DIRECTIONS FOR THIS TASK: Search the material for the word "للتغيير" and copy each line that holds it.

DATA EXTRACT:
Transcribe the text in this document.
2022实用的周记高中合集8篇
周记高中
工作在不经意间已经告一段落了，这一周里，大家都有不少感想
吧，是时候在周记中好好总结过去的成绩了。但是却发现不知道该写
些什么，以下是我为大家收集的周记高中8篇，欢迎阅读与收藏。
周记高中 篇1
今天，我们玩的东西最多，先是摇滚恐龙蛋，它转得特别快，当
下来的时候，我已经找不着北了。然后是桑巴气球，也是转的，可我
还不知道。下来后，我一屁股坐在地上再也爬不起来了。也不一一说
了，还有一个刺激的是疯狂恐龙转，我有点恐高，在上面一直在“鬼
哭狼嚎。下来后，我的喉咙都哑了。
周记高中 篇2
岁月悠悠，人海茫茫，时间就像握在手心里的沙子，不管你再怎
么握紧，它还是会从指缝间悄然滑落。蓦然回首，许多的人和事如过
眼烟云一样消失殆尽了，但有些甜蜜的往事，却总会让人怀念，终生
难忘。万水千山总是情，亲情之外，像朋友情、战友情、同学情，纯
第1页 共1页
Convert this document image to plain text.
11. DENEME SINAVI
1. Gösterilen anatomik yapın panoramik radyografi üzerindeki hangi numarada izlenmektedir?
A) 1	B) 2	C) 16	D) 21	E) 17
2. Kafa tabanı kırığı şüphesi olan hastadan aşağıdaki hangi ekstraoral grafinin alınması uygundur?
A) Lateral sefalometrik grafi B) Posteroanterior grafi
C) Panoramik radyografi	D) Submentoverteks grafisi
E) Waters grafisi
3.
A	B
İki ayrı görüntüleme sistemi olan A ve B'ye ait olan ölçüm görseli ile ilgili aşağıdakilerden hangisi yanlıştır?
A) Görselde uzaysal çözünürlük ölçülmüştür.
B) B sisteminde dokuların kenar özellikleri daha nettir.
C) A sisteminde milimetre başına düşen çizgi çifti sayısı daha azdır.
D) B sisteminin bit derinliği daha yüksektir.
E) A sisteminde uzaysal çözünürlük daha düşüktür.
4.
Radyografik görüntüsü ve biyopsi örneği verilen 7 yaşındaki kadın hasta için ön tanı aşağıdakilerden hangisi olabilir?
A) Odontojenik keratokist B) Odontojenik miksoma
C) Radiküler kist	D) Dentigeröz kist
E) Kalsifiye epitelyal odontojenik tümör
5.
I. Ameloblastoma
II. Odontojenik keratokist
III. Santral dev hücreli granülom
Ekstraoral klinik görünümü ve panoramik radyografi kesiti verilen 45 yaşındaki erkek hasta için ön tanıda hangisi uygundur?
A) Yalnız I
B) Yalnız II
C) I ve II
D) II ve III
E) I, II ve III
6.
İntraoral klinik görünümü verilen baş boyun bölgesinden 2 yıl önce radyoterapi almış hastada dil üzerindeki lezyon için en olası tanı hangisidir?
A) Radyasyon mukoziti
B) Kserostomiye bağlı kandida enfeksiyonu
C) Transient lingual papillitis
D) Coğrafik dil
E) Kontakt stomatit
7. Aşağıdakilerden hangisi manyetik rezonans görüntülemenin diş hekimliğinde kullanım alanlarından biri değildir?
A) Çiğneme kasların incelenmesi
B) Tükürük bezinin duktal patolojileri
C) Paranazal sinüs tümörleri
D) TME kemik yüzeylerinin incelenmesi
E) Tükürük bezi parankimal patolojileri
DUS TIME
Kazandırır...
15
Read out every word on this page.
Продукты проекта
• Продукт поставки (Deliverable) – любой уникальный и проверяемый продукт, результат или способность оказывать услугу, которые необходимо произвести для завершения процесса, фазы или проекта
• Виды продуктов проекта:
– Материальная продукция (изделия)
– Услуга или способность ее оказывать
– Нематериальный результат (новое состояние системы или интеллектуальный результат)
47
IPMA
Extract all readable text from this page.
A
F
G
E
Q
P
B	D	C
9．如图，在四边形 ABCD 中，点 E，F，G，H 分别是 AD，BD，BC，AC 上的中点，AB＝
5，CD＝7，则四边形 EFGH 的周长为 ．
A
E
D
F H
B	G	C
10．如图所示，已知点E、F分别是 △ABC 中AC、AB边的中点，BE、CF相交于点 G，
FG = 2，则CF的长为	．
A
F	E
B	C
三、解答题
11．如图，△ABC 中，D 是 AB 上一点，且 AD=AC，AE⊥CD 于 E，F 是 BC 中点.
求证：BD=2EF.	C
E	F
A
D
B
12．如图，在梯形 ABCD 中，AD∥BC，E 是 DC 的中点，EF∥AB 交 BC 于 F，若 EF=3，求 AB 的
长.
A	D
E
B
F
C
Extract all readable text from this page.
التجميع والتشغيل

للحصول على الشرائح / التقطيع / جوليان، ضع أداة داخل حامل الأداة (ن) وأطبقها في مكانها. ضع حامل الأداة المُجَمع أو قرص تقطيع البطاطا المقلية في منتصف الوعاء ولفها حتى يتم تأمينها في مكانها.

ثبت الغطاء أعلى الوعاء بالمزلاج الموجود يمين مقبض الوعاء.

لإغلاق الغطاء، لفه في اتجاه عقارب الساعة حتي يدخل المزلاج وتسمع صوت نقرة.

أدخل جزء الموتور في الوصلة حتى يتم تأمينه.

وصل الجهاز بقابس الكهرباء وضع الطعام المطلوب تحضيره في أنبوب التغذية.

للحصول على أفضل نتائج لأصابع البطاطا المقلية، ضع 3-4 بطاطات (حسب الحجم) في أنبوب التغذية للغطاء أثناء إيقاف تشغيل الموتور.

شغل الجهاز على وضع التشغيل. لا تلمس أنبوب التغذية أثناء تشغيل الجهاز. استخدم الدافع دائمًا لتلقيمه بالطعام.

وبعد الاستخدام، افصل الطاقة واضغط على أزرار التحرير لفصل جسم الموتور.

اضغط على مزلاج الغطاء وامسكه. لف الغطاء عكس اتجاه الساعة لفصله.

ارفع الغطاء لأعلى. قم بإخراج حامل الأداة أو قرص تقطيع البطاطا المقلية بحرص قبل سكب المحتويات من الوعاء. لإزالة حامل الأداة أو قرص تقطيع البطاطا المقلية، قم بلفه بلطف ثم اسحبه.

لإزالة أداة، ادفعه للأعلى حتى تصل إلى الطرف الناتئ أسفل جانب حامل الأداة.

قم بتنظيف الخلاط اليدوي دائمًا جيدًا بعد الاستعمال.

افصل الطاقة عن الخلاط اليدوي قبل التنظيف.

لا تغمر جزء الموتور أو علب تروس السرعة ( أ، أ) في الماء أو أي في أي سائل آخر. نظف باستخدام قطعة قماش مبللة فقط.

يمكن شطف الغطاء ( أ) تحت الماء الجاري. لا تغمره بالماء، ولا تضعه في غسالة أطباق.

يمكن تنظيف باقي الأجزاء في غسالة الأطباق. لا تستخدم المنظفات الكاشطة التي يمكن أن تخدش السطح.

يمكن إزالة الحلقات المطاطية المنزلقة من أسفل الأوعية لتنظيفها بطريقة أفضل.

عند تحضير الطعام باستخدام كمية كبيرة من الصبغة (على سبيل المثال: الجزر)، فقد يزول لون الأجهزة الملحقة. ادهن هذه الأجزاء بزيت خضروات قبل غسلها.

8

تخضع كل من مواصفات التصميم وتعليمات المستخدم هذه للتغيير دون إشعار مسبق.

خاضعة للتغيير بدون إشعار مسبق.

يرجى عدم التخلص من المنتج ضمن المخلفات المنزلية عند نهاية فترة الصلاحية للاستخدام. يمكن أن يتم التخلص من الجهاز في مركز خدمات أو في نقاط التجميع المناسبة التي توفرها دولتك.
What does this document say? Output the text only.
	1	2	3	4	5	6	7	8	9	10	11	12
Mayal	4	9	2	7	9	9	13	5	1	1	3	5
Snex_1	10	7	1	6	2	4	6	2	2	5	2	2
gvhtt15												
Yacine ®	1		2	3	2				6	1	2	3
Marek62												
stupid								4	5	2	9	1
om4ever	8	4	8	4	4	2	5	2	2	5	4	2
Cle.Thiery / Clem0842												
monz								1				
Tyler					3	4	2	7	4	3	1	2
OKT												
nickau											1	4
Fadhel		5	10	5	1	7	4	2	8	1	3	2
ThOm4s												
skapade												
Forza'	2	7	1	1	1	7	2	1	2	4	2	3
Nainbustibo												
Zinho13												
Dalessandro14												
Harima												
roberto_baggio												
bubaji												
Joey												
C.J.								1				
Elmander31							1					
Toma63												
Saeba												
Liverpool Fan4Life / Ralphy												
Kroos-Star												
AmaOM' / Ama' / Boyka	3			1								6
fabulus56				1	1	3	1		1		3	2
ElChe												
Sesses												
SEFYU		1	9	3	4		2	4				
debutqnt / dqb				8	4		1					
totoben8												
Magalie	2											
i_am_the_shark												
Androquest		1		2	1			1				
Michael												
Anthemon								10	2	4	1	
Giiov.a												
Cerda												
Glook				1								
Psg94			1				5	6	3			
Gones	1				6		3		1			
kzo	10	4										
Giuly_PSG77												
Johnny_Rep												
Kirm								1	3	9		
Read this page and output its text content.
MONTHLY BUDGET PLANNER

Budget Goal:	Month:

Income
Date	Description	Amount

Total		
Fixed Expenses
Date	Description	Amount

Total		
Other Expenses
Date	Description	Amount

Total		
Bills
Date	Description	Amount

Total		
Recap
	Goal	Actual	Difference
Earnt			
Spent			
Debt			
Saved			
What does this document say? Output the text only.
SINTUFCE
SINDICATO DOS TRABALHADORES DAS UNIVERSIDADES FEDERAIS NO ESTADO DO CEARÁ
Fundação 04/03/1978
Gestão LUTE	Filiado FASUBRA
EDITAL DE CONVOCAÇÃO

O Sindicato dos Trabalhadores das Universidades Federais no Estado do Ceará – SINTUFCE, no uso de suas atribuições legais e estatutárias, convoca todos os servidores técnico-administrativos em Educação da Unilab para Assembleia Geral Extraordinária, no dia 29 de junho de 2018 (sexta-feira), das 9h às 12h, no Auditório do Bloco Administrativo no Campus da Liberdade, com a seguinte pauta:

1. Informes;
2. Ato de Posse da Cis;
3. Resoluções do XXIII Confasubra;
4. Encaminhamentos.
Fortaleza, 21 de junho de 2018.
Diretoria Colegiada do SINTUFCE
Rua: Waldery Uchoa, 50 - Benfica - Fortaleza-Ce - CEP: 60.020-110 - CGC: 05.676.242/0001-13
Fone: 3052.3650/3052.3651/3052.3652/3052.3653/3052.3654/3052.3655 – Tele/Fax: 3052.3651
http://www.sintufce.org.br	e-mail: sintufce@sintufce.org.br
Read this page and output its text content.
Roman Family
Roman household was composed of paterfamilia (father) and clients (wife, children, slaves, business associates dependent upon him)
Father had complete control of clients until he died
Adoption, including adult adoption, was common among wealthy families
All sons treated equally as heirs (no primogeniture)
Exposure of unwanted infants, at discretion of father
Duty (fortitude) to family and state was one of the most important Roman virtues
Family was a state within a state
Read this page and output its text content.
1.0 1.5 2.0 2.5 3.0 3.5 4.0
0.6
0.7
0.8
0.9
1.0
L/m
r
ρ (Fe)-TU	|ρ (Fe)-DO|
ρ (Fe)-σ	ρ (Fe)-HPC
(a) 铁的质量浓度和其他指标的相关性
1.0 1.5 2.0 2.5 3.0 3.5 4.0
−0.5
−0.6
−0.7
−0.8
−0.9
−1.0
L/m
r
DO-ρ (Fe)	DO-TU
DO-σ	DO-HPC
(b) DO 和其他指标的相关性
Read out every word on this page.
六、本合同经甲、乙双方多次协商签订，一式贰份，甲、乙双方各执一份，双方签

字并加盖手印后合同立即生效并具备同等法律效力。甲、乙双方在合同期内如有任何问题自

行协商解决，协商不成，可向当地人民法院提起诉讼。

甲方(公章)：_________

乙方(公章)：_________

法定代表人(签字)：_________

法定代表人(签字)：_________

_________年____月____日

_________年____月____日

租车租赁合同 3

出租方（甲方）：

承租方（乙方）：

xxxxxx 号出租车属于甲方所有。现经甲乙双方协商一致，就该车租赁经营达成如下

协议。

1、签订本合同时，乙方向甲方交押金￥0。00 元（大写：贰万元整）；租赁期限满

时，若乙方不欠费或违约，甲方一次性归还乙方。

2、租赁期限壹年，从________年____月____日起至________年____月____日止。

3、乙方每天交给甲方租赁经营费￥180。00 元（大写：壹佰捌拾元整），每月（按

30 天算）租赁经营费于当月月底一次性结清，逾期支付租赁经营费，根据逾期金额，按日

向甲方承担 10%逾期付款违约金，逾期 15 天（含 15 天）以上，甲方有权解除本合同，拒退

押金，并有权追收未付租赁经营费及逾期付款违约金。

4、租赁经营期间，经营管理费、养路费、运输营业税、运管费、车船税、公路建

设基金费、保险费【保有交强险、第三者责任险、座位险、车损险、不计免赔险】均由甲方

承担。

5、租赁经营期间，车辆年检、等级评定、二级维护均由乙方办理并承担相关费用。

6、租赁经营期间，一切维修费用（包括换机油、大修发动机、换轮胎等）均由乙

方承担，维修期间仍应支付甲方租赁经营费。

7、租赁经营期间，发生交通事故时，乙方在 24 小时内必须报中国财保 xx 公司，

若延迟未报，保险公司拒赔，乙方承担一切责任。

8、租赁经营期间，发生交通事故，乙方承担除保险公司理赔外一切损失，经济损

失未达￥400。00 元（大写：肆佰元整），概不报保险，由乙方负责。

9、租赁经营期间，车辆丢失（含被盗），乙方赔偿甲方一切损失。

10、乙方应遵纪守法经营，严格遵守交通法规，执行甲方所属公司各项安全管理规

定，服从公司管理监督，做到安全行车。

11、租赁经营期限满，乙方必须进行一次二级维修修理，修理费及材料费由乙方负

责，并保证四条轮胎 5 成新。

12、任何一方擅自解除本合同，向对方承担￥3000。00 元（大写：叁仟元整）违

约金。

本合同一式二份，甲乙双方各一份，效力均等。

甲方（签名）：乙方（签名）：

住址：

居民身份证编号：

SOLUTION BELOW:
تخضع كل من مواصفات التصميم وتعليمات المستخدم هذه للتغيير دون إشعار مسبق.
خاضعة للتغيير بدون إشعار مسبق.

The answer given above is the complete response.